_Work request_. From the records below, copy the lines that include "right".

_Given records_.
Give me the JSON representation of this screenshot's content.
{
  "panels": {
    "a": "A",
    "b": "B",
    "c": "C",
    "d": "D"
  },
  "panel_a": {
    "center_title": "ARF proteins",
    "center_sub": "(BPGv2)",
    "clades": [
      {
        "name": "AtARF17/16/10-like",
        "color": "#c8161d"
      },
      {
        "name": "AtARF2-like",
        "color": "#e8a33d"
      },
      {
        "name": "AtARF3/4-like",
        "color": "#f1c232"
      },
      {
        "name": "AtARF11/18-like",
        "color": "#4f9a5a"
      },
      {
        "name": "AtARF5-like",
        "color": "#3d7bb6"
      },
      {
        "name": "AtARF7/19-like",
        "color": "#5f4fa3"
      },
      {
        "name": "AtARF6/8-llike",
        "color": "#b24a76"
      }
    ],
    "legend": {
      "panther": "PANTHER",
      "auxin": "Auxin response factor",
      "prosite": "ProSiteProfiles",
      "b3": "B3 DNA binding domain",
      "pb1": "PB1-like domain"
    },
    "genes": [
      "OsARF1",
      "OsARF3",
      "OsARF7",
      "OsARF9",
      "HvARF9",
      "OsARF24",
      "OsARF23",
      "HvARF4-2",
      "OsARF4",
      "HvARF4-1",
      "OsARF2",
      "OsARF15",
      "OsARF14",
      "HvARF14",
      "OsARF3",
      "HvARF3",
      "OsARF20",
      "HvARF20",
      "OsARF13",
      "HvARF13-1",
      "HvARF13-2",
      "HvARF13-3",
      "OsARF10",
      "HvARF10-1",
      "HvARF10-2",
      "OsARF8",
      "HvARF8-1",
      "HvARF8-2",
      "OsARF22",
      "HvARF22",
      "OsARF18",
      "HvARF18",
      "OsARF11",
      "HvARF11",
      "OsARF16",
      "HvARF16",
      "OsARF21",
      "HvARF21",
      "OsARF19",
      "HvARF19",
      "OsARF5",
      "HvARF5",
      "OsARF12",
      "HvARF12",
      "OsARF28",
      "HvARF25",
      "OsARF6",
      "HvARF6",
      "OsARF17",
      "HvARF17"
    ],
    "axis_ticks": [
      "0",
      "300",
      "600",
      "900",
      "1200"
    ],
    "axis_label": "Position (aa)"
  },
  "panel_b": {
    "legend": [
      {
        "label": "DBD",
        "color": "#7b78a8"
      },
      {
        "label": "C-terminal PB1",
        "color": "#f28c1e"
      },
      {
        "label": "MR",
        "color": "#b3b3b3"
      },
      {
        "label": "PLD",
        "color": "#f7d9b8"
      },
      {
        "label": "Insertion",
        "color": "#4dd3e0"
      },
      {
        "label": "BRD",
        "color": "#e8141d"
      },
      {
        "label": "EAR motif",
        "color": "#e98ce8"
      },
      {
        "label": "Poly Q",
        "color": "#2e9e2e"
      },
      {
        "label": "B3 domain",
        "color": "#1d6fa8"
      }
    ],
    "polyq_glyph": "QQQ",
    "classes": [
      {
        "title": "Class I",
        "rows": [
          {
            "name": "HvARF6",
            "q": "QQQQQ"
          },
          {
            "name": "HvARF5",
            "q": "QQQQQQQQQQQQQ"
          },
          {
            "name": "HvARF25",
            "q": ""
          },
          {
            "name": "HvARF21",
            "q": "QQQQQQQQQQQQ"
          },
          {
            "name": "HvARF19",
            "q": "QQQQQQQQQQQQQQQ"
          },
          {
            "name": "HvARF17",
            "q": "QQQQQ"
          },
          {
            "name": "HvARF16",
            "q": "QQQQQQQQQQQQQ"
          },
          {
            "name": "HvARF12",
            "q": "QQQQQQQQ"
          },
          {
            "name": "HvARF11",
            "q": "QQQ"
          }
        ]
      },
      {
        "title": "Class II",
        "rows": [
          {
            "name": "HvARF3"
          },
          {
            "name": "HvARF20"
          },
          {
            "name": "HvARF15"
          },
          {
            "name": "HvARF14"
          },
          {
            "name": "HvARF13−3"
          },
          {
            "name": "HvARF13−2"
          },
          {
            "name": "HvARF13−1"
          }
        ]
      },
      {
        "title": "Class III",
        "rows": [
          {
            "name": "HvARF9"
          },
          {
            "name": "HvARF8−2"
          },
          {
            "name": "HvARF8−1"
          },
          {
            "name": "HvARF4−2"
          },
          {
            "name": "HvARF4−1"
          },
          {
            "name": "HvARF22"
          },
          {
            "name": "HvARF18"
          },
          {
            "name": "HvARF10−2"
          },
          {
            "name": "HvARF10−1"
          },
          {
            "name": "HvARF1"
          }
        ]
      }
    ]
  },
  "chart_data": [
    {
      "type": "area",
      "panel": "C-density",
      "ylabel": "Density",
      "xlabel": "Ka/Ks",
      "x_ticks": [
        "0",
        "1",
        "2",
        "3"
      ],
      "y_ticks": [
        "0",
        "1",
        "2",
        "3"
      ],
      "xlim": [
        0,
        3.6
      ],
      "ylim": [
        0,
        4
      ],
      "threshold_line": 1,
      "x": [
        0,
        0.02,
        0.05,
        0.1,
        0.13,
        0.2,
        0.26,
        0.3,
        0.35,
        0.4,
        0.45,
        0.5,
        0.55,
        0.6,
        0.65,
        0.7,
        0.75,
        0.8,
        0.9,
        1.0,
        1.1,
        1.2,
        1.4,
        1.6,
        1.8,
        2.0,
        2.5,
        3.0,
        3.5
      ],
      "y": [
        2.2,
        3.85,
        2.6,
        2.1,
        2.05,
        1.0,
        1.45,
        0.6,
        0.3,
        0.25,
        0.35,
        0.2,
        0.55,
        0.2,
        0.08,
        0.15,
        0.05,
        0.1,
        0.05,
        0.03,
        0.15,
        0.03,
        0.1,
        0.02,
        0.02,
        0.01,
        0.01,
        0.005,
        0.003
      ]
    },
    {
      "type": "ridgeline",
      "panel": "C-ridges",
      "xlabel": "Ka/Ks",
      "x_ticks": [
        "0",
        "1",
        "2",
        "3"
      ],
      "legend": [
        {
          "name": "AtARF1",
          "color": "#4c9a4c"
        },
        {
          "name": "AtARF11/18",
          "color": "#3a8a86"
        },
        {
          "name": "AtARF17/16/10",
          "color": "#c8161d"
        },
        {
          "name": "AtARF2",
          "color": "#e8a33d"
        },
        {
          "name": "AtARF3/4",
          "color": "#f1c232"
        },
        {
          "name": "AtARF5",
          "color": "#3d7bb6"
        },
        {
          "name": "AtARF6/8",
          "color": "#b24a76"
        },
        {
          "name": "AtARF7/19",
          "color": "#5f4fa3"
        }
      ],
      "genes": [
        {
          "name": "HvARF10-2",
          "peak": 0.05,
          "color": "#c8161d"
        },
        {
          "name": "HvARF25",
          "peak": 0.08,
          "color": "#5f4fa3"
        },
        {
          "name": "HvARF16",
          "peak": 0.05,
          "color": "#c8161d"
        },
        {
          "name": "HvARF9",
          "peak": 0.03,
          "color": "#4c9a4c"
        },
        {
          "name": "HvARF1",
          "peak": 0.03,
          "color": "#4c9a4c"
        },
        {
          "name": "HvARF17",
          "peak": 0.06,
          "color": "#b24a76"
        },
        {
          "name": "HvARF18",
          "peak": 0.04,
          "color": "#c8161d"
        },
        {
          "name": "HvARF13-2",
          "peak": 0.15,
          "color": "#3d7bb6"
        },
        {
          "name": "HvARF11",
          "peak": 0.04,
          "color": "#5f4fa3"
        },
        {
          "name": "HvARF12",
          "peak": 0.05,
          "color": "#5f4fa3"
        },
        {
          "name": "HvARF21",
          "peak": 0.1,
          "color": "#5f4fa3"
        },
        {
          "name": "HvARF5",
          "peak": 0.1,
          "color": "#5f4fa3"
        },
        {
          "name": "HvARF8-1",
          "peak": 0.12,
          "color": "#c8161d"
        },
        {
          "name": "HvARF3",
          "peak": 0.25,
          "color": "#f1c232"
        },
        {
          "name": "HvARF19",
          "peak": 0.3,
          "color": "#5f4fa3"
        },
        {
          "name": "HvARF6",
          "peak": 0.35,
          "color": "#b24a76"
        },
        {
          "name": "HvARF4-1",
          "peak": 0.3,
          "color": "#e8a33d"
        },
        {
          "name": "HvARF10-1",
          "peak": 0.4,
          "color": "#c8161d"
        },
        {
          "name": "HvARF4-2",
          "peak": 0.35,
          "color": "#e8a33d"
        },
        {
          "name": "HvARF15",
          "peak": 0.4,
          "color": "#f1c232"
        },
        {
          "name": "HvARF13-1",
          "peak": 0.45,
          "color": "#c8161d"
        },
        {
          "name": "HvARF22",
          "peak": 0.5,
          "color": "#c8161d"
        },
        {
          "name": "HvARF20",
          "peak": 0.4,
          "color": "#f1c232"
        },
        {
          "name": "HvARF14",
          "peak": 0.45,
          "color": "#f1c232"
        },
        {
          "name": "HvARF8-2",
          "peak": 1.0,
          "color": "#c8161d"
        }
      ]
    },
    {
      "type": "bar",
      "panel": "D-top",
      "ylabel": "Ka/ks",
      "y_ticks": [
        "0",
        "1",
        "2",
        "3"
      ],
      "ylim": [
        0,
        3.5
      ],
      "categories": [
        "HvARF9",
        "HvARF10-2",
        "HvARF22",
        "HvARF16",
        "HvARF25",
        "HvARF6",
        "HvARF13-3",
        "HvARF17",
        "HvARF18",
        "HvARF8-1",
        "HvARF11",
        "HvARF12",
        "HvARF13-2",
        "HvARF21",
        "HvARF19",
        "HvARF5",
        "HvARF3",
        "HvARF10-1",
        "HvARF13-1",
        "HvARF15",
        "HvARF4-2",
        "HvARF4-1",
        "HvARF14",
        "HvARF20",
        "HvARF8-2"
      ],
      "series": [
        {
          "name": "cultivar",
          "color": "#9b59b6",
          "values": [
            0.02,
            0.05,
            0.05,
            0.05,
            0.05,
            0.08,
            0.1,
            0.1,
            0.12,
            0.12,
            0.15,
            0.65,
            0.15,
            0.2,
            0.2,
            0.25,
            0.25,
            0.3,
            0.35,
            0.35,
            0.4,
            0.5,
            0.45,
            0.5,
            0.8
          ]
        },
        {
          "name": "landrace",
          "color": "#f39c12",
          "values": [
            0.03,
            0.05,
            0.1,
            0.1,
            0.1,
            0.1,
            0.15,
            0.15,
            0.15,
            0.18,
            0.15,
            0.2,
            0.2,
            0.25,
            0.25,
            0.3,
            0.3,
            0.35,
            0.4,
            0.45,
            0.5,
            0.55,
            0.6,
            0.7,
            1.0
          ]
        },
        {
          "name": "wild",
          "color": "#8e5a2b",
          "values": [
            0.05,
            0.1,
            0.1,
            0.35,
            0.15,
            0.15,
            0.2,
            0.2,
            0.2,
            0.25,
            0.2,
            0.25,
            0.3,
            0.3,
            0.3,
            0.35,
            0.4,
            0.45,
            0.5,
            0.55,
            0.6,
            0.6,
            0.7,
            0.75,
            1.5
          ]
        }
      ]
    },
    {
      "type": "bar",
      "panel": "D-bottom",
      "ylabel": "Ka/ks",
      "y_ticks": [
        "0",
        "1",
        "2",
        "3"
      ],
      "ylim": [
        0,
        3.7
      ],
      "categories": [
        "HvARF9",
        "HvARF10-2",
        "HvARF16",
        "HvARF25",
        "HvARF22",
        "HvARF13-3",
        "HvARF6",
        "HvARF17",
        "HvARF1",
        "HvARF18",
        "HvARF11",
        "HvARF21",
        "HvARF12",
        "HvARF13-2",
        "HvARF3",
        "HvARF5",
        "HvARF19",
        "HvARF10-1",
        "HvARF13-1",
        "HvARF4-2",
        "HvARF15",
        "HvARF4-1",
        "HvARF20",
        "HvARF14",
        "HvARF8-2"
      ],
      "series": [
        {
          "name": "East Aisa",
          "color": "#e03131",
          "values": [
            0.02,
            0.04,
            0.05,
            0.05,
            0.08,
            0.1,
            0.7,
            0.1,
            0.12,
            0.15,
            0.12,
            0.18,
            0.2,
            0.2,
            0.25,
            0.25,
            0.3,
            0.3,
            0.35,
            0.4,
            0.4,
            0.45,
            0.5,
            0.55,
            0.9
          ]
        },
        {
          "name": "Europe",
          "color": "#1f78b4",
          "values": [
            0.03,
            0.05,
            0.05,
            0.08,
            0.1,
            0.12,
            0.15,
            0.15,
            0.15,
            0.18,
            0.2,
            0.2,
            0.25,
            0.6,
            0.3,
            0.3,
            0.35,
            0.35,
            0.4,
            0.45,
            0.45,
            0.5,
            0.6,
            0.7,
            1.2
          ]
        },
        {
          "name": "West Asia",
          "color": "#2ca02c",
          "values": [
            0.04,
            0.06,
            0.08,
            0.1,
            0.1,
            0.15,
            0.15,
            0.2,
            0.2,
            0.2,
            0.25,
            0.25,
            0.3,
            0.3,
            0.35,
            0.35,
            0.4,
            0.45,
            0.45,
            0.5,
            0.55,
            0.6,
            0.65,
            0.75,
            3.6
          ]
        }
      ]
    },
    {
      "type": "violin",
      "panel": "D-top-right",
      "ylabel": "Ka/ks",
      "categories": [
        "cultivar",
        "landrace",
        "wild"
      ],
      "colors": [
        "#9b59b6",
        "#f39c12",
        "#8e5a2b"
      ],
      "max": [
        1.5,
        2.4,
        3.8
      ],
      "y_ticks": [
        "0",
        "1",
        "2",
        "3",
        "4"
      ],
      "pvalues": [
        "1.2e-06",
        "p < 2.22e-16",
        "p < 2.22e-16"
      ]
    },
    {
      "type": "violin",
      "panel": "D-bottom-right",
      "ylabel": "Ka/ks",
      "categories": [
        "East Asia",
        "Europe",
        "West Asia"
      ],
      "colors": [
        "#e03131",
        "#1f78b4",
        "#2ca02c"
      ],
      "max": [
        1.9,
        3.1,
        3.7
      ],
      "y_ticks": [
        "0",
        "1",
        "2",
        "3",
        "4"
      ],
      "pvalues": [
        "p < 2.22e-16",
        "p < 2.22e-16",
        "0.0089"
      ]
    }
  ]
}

_Written reply_.
      "panel": "D-top-right",
      "panel": "D-bottom-right",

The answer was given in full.